• _GIVEN TEXT_
* start *

Reproducibility

Vaibify is built around the principle that every computational result should be reproducible from a single command. This page describes the tools and practices that make this possible.

The Reproducibility Stack

A Vaibify project captures four layers of provenance:

Environment – The Docker image pins the operating system, compilers, system libraries, Python version, and all package versions.
Code – container.conf lists every repository with its branch or tag, so the exact source code is recorded.
Pipeline – workflow.json defines the commands to run and their order, removing ambiguity about how results were produced.
Configuration – vaibify.yml records all settings, so a collaborator can rebuild the identical environment.

Together, these four files constitute a reproducibility manifest. Sharing them (or the repository that contains them) is sufficient for anyone with Docker to reproduce the results.

L1 precondition: workflows live inside a git repo

Vaibify enforces the lowest rung of the reproducibility ladder as a precondition, not a best practice. Every workflow must live inside a git repository — its project repo — which vaibify auto-detects as the git work tree enclosing the workflow.json file. A workflow saved to a directory that is not a git work tree is rejected at both creation and connect time with a clear error pointing the user to run git init. The dashboard cannot display a meaningful reproducibility level for code that cannot be committed, so asking for one would be dishonest.

The project-repo path is auto-detected once per connect via git rev-parse --show-toplevel, stamped on the in-memory workflow dict, and threaded through every subsequent status, badge, and manifest call. A single container may host multiple workflows in separate project-repo subdirectories (for example, a paper pipeline and a follow-on cross-system analysis that share the same dependency clones); the active workflow determines the scope of every per-file badge.

Test markers (the JSON files that record the last pytest outcome + output-file hashes for each step) live inside the project repo under .vaibify/test_markers/ and are committed alongside workflow.json. This makes a workflow’s verification state — which tests have run, what they produced, whether the outputs have drifted — reproducible from a fresh clone without rerunning anything.

* end *

• _TASK DETAILS_
Answer these questions from the reproducibility text above, marking each answer with its letter.
(a) Which file lists every repository with its branch or tag?
(b) What command does vaibify use to auto-detect the project-repo path?
(c) Under which directory in the project repo do test markers live?

• _DATA ROWS_
* start *

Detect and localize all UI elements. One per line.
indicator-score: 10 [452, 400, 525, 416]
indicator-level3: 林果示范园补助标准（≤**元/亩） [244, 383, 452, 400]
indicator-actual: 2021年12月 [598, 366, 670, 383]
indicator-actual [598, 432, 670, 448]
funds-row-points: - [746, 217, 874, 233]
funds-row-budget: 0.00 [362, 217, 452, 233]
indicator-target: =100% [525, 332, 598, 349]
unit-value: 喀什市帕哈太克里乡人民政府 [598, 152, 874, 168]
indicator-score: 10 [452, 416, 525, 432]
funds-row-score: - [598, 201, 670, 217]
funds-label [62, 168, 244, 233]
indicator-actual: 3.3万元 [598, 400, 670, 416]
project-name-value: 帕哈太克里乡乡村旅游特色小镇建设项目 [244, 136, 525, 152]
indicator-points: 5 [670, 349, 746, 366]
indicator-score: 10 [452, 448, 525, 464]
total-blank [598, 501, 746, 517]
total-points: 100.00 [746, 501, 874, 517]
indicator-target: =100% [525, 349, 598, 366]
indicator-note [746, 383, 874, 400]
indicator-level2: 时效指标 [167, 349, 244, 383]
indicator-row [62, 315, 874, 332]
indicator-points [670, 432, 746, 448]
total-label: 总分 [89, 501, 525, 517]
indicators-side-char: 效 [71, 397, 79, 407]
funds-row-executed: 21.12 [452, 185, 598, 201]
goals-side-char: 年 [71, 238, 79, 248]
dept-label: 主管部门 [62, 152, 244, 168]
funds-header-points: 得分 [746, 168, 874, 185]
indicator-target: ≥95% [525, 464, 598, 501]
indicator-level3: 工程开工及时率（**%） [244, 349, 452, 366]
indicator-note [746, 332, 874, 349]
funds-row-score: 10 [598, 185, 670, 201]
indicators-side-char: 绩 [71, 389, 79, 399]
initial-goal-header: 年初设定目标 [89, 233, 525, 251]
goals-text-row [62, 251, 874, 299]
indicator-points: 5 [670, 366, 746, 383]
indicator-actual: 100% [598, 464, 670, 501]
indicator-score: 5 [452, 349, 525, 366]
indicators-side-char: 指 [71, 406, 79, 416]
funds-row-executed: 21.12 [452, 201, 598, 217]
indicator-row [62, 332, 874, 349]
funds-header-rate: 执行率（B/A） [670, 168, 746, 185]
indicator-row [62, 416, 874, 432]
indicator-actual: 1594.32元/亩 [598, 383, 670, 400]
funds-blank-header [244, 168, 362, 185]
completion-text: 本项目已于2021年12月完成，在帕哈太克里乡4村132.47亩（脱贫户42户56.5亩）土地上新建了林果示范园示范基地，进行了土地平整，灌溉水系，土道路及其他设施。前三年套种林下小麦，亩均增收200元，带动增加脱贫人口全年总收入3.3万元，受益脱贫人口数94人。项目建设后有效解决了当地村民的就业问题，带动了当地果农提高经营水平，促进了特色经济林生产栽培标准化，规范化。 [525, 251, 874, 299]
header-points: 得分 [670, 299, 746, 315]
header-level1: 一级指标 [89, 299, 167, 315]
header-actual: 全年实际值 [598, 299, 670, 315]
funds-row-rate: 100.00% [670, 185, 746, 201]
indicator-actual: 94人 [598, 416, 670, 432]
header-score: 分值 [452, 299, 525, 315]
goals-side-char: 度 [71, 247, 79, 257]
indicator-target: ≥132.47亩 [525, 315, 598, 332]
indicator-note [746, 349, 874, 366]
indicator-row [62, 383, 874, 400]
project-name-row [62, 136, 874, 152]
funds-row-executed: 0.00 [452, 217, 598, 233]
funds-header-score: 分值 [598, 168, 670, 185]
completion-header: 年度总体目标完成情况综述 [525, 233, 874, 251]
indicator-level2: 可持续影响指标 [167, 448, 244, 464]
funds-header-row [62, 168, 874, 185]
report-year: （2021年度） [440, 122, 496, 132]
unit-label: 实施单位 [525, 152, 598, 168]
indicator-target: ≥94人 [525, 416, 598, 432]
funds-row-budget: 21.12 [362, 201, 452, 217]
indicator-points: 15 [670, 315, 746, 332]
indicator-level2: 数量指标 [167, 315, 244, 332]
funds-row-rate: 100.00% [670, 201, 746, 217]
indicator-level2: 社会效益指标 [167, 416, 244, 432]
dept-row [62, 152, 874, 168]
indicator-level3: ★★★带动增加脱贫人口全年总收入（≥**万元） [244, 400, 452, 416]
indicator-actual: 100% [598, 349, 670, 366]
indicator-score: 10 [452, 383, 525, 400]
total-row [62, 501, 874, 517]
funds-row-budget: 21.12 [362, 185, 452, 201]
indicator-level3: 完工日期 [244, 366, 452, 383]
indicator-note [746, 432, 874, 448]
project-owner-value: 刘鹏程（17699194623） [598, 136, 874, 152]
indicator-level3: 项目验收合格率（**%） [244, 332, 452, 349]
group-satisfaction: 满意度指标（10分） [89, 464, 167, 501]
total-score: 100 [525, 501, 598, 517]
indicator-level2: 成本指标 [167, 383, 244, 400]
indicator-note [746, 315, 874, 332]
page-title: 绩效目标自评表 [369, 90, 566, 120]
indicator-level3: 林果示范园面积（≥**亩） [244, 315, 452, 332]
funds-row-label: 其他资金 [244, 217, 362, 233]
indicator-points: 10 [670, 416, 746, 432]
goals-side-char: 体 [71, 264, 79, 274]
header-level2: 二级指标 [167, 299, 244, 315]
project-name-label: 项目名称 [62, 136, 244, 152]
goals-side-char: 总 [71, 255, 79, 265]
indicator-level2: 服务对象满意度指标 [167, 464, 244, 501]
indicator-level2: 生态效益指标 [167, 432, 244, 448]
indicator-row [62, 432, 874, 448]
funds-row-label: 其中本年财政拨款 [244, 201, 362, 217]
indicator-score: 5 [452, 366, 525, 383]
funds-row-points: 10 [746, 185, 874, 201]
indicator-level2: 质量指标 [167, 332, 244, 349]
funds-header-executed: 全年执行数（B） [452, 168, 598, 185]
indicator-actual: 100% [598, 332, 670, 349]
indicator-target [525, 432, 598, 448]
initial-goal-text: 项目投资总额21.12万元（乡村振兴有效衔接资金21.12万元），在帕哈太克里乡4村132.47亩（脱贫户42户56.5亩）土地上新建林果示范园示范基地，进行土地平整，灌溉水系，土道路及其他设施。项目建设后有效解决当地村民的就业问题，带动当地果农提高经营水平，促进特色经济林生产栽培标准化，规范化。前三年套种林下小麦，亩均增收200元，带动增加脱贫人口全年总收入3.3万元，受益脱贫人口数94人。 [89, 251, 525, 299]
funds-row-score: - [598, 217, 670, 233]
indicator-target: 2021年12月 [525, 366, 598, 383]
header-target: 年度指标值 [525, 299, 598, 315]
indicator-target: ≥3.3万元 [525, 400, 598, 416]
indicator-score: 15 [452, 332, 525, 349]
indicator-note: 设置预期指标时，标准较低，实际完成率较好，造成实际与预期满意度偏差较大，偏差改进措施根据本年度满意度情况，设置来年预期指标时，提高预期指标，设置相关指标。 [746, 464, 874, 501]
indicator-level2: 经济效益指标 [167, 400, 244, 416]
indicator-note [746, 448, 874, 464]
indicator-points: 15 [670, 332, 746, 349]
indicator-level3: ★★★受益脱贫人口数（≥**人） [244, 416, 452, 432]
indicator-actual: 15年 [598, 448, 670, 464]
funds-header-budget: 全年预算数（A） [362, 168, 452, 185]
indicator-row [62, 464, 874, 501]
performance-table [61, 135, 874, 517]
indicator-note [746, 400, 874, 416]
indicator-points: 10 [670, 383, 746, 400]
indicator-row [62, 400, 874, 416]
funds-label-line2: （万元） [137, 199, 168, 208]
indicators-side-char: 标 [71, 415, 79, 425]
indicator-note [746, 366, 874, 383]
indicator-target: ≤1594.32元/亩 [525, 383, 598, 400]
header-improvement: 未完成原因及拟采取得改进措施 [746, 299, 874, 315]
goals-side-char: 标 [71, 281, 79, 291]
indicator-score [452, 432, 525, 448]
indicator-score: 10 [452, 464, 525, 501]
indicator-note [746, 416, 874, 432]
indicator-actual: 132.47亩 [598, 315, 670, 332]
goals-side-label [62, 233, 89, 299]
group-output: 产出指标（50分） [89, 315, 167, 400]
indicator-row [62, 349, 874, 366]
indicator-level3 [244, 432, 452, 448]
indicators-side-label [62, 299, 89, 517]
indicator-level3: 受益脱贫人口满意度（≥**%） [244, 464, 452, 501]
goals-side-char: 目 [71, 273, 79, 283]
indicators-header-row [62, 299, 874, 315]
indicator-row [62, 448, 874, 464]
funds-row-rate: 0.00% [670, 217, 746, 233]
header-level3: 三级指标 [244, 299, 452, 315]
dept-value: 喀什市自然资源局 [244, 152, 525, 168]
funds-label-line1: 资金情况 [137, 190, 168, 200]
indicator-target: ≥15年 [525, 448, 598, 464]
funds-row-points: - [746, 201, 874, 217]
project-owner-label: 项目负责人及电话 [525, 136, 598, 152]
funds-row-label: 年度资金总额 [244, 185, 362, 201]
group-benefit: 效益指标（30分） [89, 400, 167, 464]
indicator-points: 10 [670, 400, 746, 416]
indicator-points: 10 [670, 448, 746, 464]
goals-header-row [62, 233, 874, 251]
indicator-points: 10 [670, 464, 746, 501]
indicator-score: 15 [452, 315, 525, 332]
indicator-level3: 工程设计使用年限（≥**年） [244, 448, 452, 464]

* end *

• _RESULT FOR THIS TASK_
(a) container.conf
(b) git rev-parse --show-toplevel
(c) .vaibify/test_markers/